Text to read »
15. Multiple Maniacs
John Waters’ horror movie Multiple Maniacs—about a group of kidnappers and murderers masquerading as a traveling freak show—features a rare, controversial, and oddly compelling love scene.
SIFF Cinema Egyptian

Friday-Sunday
16. Blue Jay
Mark Duplass and Sarah Paulson play reunited high-school sweethearts in this quiet romantic movie that New York Times critic Stephen Holden called "wistful and beautifully acted until...nostalgia gives way to melodrama."
SIFF Film Center

17. Certain Women
Certain Women is full of slow, quiet scenes in which women are putting on socks, smoking, or tending to chores. In another movie these would be the passing moments in between the real action, or be used to quickly make clear who someone is or where she lives. In Kelly Reichardt’s subtle portrait of four women in Montana, these drawn-out depictions of rest and work are the meat of the film. Yes, lots of people will be bored in the theater, even though the plot eventually delivers hostage negotiations, prison visits, and illicit lesbian crushes. But the gorgeous, impressively empty landscape makes every small face that appears beneath it seem interesting and important. JULIA RABAN
SIFF Cinema Egyptian

18. Do Not Resist
Men in camouflage carrying assault rifles looking on as a group of teenagers march past them holding protest signs. A mine-resistant military vehicle passing through a quiet neighborhood. State agents smashing the windows as they raid a family's home. No, this isn't Syria or North Korea or Bahrain. This is America and its police forces, as shown in the chilling and superb new documentary Do Not Resist. ANSEL HERZ
Northwest Film Forum

Saturday Only
19. Black Dynamite
What is right with Black Dynamite also happens to be what is wrong with it. Meaning, all you can give this movie is praise—praise for the editing of its action sequences, for its competent acting, for the director's knowledge of the blaxploitation tradition, and for its groovy score. The film begins with a quest for praise and ends by finding lots of it. But what one wants from a movie of this kind, a movie about a type or period of cinema, is for it to cross the border of being merely entertaining (order) to being a work of genius (disorder). This I think is the hidden or even silent failure of Black Dynamite—it is a comedy that never reaches the strange regions of the cosmic. CHARLES MUDEDE
Scarecrow Video

20. Kwaidan
Based on ghost stories collected by one of the 19th century’s oddest Americans, Patrick Lafcadio Hearn (he turned Japanese at the end of his life), Kwaidan, which was released in 1965, and which means strange stories, is one of the most beautiful films ever made. It also has a soundtrack whose brilliance and originality is second only to the one Bernard Herrmann made for Taxi Driver. Toru Takemitsu provided the perfect ghost music for Masaki Kobayashi's ghostly images and stories. You will leave this work in love with the dark powers on the other side. CHARLES MUDEDE
Grand Illusion

21. Roger Corman Double Feature
Celebrate Roger Corman's 90th birthday with a double screening of his low-budget, crowd-pleasing films Monster from the Ocean Floor and Ski Troop Attack, with a special introduction by Professor Fred Hopkins, host of Movie Marvels on Seattle's Community College TV channel.
Northwest Film Forum

Saturday and Sunday
22. Vertigo
Hitchcock's romantic story of obsession, manipulation and fear. A detective is forced to retire after his fear of heights causes the death of a fellow officer and the girl he was hired to follow. He sees a double of the girl, causing him to transform her image onto the dead girl's body. This leads into a cycle of madness and lies.

Goals »
• 1. Set down the stretch of the film listings from "21. Roger Corman" through "College TV channel." without any change.
• 2. In the stretch of entries from their start through the line containing "What elements are", swap "screenshot" for "image" and leave all else unchanged. Give back only these lines, and omit the pictures.

Records provided »

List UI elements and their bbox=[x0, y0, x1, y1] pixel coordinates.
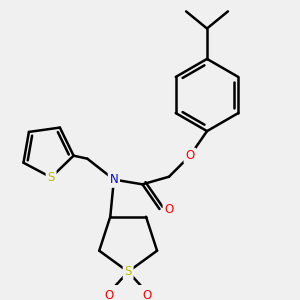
Text: O: O bbox=[185, 149, 194, 162]
Text: S: S bbox=[124, 265, 132, 278]
Text: N: N bbox=[110, 173, 118, 186]
Text: O: O bbox=[142, 289, 152, 300]
Text: O: O bbox=[164, 202, 174, 215]
Text: S: S bbox=[47, 171, 55, 184]
Text: O: O bbox=[104, 289, 114, 300]
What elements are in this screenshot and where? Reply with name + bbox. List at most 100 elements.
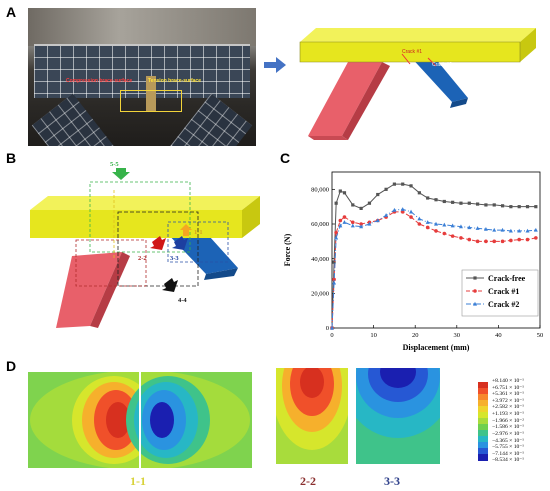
contour-3-3	[356, 368, 440, 464]
x-tick-label: 30	[454, 332, 461, 339]
x-tick-label: 0	[330, 332, 333, 339]
data-point	[426, 196, 430, 200]
colorbar-label: −4.365 × 10⁻¹	[492, 437, 524, 444]
x-tick-label: 20	[412, 332, 419, 339]
arrow-icon	[264, 57, 286, 73]
colorbar-label: +2.582 × 10⁻¹	[492, 404, 524, 411]
data-point	[334, 235, 339, 240]
legend-marker	[473, 301, 477, 306]
data-point	[434, 198, 438, 202]
y-tick-label: 0	[326, 325, 329, 332]
data-point	[359, 224, 364, 229]
data-point	[442, 222, 447, 227]
colorbar-label: −1.966 × 10⁻²	[492, 417, 524, 424]
tension-annotation: Tension brace-surface	[148, 78, 201, 84]
panel-label-a: A	[6, 4, 17, 20]
colorbar-swatch	[478, 442, 488, 449]
data-point	[492, 239, 497, 244]
plot-frame	[331, 171, 541, 329]
data-point	[342, 220, 347, 224]
y-axis-label: Force (N)	[283, 233, 292, 266]
x-axis-label: Displacement (mm)	[403, 343, 470, 352]
colorbar-swatch	[478, 382, 488, 389]
colorbar-swatch	[478, 418, 488, 425]
data-point	[351, 220, 355, 225]
data-point	[376, 192, 380, 197]
colorbar-labels: +8.140 × 10⁻¹ +6.751 × 10⁻¹ +5.361 × 10⁻¹ +…	[492, 378, 548, 464]
legend-label: Crack-free	[488, 274, 526, 283]
x-tick-label: 10	[370, 332, 377, 339]
section-4-4-frame	[117, 211, 199, 287]
panel-label-c: C	[280, 150, 291, 166]
data-point	[517, 205, 521, 209]
colorbar-swatch	[478, 412, 488, 419]
data-point	[401, 182, 405, 186]
data-point	[367, 221, 372, 226]
data-point	[417, 216, 422, 221]
data-point	[330, 325, 334, 330]
panel-label-b: B	[6, 150, 17, 166]
x-tick-label: 40	[495, 332, 502, 339]
colorbar-swatch	[478, 394, 488, 401]
caption-2-2: 2-2	[300, 474, 316, 488]
section-3-3-frame	[167, 221, 229, 263]
data-point	[500, 239, 505, 244]
colorbar-swatch	[478, 454, 488, 461]
data-point	[367, 201, 372, 205]
brace-left-model	[308, 62, 382, 136]
colorbar-label: −7.144 × 10⁻¹	[492, 450, 524, 457]
colorbar-label: +6.751 × 10⁻¹	[492, 384, 524, 391]
legend-label: Crack #1	[488, 287, 519, 296]
colorbar-swatch	[478, 400, 488, 407]
beam-b-top	[30, 196, 260, 210]
data-point	[338, 189, 342, 193]
data-point	[475, 226, 480, 230]
data-point	[359, 222, 363, 226]
data-point	[458, 224, 463, 229]
data-point	[392, 182, 396, 186]
y-tick-label: 40,000	[311, 256, 329, 263]
contour-2-2	[276, 368, 348, 464]
data-point	[500, 227, 505, 232]
data-point	[425, 225, 430, 230]
data-point	[332, 277, 336, 282]
data-point	[517, 237, 521, 242]
brace-left-b	[56, 252, 122, 328]
beam-model-front	[300, 42, 520, 62]
data-point	[384, 187, 388, 191]
data-point	[334, 201, 338, 205]
data-point	[525, 205, 530, 209]
colorbar-label: −8.534 × 10⁻¹	[492, 457, 524, 464]
data-point	[409, 209, 414, 214]
beam-model-top	[300, 28, 536, 42]
data-point	[459, 201, 463, 205]
data-point	[409, 184, 413, 188]
colorbar-swatch	[478, 430, 488, 437]
data-point	[334, 230, 338, 235]
data-point	[467, 237, 472, 242]
legend-marker	[473, 289, 477, 293]
data-point	[342, 191, 347, 195]
force-displacement-chart: 0 10 20 30 40 50 0 20,000 40,000 60,000 80,000 Crac…	[283, 171, 543, 352]
colorbar-label: +1.193 × 10⁻¹	[492, 411, 524, 418]
data-point	[338, 223, 343, 228]
data-point	[459, 236, 463, 240]
data-point	[417, 191, 421, 195]
section-label-5-5: 5-5	[110, 161, 119, 168]
data-point	[342, 215, 347, 219]
data-point	[332, 280, 337, 285]
data-point	[492, 203, 496, 207]
data-point	[476, 202, 480, 206]
data-point	[451, 200, 455, 204]
brace-right-model	[408, 52, 468, 102]
caption-1-1: 1-1	[130, 474, 146, 488]
data-point	[425, 220, 430, 224]
caption-3-3: 3-3	[384, 474, 400, 488]
data-point	[492, 227, 497, 232]
compression-annotation: Compression brace-surface	[66, 78, 133, 84]
data-point	[484, 239, 488, 244]
data-point	[525, 237, 530, 242]
joint-plate	[146, 76, 156, 112]
section-label-2-2: 2-2	[138, 255, 147, 262]
arrow-2-2-icon	[150, 236, 166, 250]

Results by task »
• 1.
21. Roger Corman Double Feature
Celebrate Roger Corman's 90th birthday with a double screening of his low-budget, crowd-pleasing films Monster from the Ocean Floor and Ski Troop Attack, with a special introduction by Professor Fred Hopkins, host of Movie Marvels on Seattle's Community College TV channel.

• 2.
List UI elements and their bbox=[x0, y0, x1, y1] pixel coordinates.
Text: O: O bbox=[185, 149, 194, 162]
Text: S: S bbox=[124, 265, 132, 278]
Text: N: N bbox=[110, 173, 118, 186]
Text: O: O bbox=[142, 289, 152, 300]
Text: O: O bbox=[164, 202, 174, 215]
Text: S: S bbox=[47, 171, 55, 184]
Text: O: O bbox=[104, 289, 114, 300]
What elements are in this image and where? Reply with name + bbox. List at most 100 elements.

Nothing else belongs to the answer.